WHAT YOU ARE ASKED TO DO: Where does the string "AMSEAS" appear? Copy every line of the entries below that holds it.

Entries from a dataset
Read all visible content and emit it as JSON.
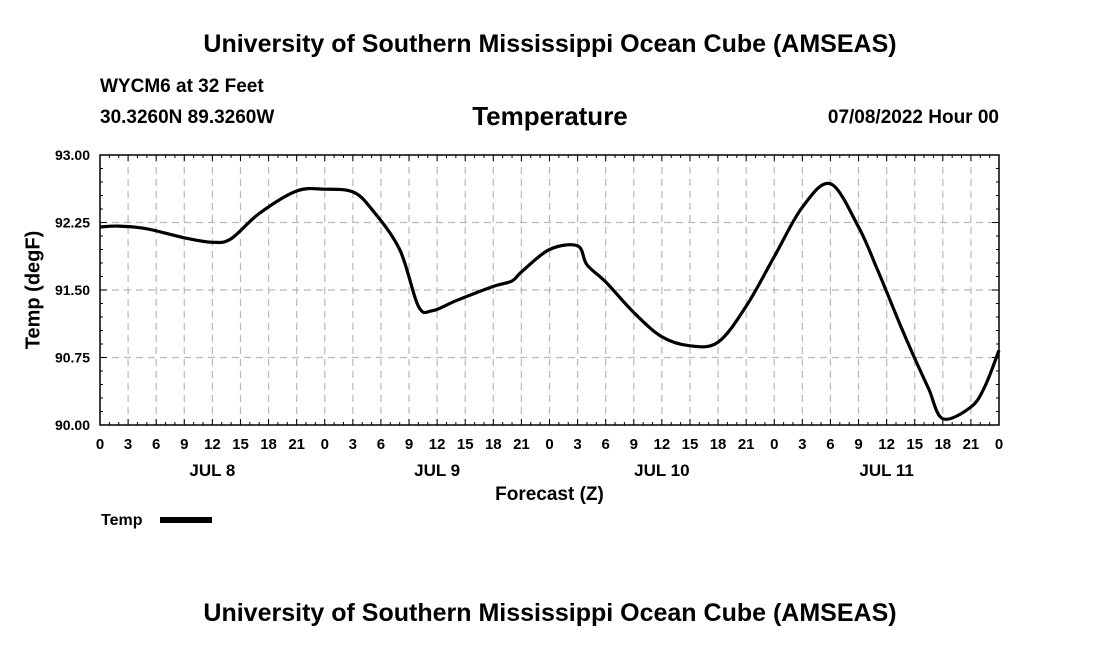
{
  "header": {
    "title": "University of Southern Mississippi Ocean Cube (AMSEAS)",
    "station": "WYCM6 at 32 Feet",
    "coords": "30.3260N  89.3260W",
    "chart_title": "Temperature",
    "datetime": "07/08/2022 Hour 00"
  },
  "footer": {
    "title": "University of Southern Mississippi Ocean Cube (AMSEAS)"
  },
  "chart_data": {
    "type": "line",
    "title": "Temperature",
    "xlabel": "Forecast (Z)",
    "ylabel": "Temp (degF)",
    "ylim": [
      90.0,
      93.0
    ],
    "xlim": [
      0,
      96
    ],
    "yticks": [
      90.0,
      90.75,
      91.5,
      92.25,
      93.0
    ],
    "ytick_labels": [
      "90.00",
      "90.75",
      "91.50",
      "92.25",
      "93.00"
    ],
    "xtick_hours": [
      0,
      3,
      6,
      9,
      12,
      15,
      18,
      21,
      24,
      27,
      30,
      33,
      36,
      39,
      42,
      45,
      48,
      51,
      54,
      57,
      60,
      63,
      66,
      69,
      72,
      75,
      78,
      81,
      84,
      87,
      90,
      93,
      96
    ],
    "xtick_labels": [
      "0",
      "3",
      "6",
      "9",
      "12",
      "15",
      "18",
      "21",
      "0",
      "3",
      "6",
      "9",
      "12",
      "15",
      "18",
      "21",
      "0",
      "3",
      "6",
      "9",
      "12",
      "15",
      "18",
      "21",
      "0",
      "3",
      "6",
      "9",
      "12",
      "15",
      "18",
      "21",
      "0"
    ],
    "date_labels": [
      {
        "label": "JUL 8",
        "hour": 12
      },
      {
        "label": "JUL 9",
        "hour": 36
      },
      {
        "label": "JUL 10",
        "hour": 60
      },
      {
        "label": "JUL 11",
        "hour": 84
      }
    ],
    "grid": true,
    "legend_position": "bottom-left",
    "series": [
      {
        "name": "Temp",
        "color": "#000000",
        "x": [
          0,
          2,
          5,
          9,
          12,
          14,
          17,
          21,
          24,
          27,
          29,
          32,
          34,
          35.5,
          38,
          42,
          44,
          45,
          48,
          51,
          52,
          54,
          57,
          60,
          63,
          66,
          69,
          72,
          75,
          78,
          81,
          83,
          84,
          85.5,
          87,
          88.5,
          90,
          93,
          94.5,
          96
        ],
        "y": [
          92.2,
          92.21,
          92.18,
          92.08,
          92.03,
          92.07,
          92.35,
          92.6,
          92.62,
          92.59,
          92.4,
          91.95,
          91.32,
          91.27,
          91.38,
          91.54,
          91.6,
          91.7,
          91.95,
          91.99,
          91.78,
          91.59,
          91.25,
          90.98,
          90.88,
          90.92,
          91.32,
          91.87,
          92.42,
          92.68,
          92.2,
          91.73,
          91.48,
          91.1,
          90.74,
          90.4,
          90.07,
          90.2,
          90.43,
          90.83
        ]
      }
    ]
  }
}
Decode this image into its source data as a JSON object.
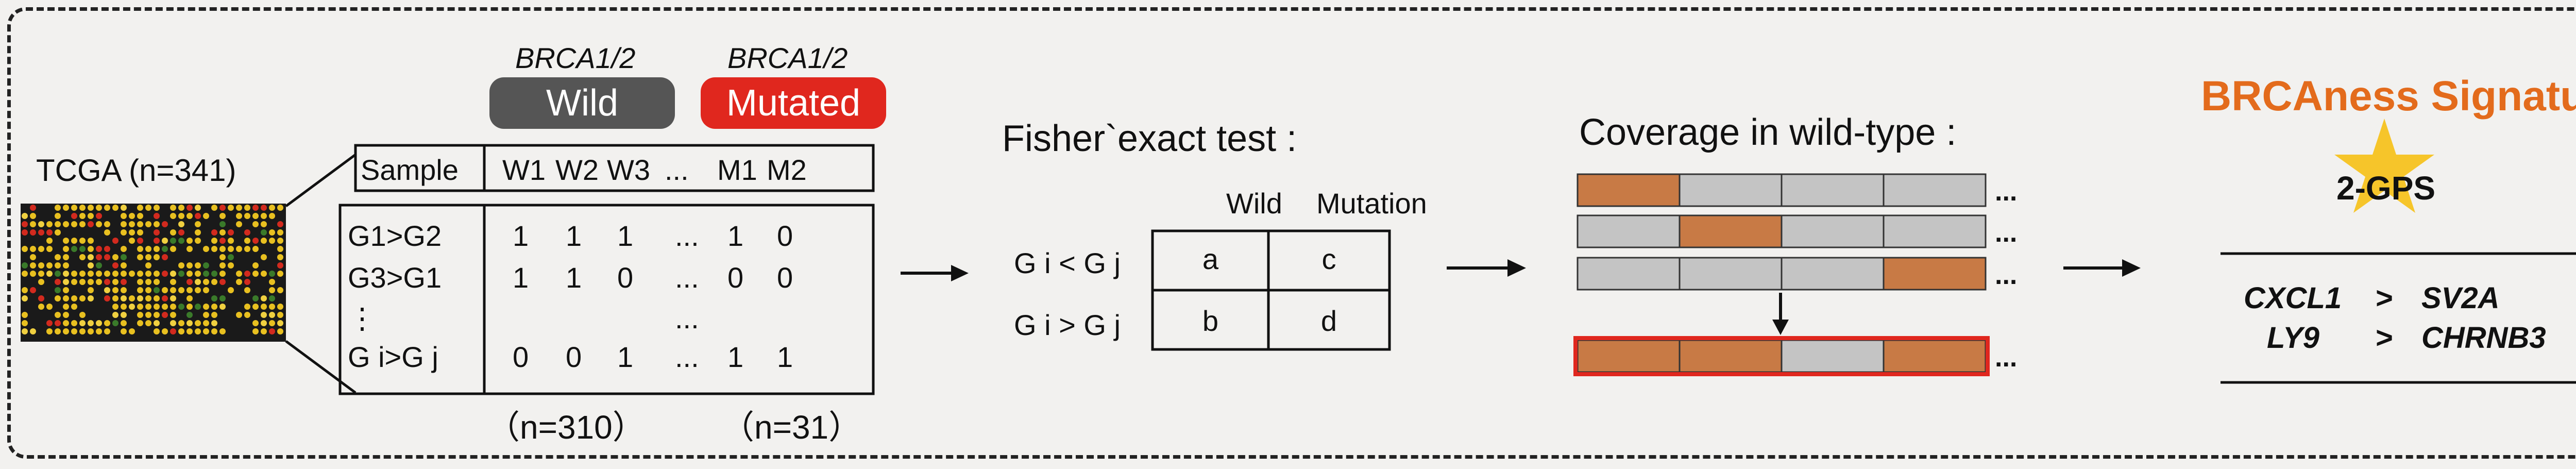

RESPONSE:
    "title": "University of Southern Mississippi Ocean Cube (AMSEAS)",
    "title": "University of Southern Mississippi Ocean Cube (AMSEAS)"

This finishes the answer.